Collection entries
────────────────
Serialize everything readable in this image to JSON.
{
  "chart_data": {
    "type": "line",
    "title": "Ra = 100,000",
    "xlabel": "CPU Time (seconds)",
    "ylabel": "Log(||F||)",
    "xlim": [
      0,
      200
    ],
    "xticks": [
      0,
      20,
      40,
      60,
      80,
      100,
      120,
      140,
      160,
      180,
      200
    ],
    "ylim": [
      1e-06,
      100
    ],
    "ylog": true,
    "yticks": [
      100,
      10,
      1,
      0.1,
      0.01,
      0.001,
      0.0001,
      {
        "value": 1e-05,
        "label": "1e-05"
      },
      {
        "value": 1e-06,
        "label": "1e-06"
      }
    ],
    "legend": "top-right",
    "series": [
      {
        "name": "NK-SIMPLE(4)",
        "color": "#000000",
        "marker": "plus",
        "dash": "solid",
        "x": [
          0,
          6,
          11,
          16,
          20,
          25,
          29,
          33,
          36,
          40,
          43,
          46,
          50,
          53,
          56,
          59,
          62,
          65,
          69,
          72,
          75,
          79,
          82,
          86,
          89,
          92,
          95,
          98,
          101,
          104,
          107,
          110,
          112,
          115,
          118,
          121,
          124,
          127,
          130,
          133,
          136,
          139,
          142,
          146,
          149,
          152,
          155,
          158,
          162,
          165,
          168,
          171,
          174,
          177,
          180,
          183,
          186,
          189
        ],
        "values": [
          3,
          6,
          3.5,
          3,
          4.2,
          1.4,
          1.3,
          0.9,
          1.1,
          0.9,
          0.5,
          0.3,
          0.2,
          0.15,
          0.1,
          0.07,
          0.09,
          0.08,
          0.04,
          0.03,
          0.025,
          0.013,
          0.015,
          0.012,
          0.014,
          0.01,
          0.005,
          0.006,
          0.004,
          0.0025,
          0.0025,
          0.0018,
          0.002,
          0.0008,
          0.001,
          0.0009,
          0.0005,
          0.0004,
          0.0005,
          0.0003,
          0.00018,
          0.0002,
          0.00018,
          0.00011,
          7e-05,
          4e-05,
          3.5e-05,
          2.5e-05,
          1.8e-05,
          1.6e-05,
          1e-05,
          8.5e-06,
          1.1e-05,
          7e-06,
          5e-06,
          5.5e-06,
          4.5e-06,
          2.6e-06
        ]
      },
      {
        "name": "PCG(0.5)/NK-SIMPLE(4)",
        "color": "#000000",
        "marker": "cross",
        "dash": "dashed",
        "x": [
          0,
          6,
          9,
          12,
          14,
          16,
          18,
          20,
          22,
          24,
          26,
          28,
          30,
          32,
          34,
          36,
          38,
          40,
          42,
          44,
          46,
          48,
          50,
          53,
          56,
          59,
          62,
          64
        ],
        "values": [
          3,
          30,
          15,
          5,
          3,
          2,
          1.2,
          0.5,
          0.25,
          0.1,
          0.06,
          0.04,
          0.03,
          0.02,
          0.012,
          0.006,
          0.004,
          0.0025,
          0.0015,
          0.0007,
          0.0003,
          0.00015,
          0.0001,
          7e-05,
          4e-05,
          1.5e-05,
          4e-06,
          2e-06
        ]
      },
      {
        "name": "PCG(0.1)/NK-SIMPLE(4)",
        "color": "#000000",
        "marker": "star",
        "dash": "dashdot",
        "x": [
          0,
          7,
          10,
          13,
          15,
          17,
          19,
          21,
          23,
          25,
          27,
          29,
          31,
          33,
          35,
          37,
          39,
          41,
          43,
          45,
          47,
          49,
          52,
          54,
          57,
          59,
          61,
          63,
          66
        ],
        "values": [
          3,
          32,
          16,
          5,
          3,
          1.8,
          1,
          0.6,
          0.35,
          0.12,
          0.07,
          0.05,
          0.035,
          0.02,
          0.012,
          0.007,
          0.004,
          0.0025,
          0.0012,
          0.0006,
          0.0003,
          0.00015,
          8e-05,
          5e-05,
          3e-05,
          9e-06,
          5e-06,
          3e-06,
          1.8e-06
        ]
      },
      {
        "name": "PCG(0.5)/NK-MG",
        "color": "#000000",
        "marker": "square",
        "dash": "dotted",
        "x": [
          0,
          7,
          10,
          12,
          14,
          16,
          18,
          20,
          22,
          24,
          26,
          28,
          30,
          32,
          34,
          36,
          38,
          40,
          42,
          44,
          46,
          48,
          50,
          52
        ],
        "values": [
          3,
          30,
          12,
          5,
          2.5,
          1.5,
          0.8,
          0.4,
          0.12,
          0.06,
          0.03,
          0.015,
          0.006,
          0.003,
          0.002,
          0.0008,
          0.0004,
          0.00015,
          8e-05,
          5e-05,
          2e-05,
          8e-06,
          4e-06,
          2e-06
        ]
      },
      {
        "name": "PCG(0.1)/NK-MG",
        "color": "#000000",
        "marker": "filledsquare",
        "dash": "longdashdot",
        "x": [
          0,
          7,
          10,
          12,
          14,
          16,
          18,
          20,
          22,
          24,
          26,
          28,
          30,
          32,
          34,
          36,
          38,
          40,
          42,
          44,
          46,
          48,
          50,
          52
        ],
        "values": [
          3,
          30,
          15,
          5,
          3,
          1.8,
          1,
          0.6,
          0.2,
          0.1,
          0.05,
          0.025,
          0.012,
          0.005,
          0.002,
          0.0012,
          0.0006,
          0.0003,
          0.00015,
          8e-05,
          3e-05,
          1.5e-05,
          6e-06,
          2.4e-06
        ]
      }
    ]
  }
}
────────────────
**Task statement**. State the count of lines that contain the string "dash". Nothing else is needed.

**Written answer**. 5